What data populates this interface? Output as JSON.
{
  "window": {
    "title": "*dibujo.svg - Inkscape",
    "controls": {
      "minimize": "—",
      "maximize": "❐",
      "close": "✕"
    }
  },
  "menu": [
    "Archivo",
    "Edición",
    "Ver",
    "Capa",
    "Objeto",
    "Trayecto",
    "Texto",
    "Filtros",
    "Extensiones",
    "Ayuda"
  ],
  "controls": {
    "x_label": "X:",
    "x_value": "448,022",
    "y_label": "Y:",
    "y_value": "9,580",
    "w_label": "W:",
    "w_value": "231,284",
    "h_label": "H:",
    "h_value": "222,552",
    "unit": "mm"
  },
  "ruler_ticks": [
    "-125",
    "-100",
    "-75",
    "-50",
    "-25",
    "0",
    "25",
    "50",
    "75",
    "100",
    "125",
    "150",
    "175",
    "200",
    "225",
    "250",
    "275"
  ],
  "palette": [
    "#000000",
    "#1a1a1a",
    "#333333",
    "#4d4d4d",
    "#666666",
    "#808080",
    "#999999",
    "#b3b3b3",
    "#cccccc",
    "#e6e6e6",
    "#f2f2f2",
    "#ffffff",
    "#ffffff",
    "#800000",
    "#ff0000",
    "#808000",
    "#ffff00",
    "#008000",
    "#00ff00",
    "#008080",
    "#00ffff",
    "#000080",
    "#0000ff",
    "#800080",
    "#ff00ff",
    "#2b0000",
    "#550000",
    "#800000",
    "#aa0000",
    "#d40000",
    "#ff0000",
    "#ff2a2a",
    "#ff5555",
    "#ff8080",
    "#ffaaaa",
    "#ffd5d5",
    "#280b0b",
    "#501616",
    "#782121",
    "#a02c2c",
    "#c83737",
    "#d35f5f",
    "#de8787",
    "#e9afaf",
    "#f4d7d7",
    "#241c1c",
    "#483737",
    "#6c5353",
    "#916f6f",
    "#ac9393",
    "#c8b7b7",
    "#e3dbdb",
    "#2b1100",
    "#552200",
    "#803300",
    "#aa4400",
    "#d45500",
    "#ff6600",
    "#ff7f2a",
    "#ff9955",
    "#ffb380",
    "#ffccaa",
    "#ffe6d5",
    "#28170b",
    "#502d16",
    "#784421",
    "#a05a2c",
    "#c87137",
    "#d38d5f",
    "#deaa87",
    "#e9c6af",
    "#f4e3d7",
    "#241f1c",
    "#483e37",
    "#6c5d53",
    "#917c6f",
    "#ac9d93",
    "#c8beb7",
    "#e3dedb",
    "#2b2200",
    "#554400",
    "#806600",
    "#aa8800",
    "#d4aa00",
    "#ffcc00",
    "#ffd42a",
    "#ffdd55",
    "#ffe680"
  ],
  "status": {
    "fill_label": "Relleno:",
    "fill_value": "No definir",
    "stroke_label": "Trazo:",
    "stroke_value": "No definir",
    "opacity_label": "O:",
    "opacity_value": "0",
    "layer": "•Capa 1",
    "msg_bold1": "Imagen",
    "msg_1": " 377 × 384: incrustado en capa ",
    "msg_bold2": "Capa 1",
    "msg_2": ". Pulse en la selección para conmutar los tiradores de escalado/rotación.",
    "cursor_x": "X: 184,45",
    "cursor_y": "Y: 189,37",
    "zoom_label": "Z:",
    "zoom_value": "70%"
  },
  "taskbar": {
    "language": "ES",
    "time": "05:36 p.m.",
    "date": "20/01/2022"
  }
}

══════

- **Short task**: Give only the number of lines in the listing above that include the string "definir".

- **Reply**: 2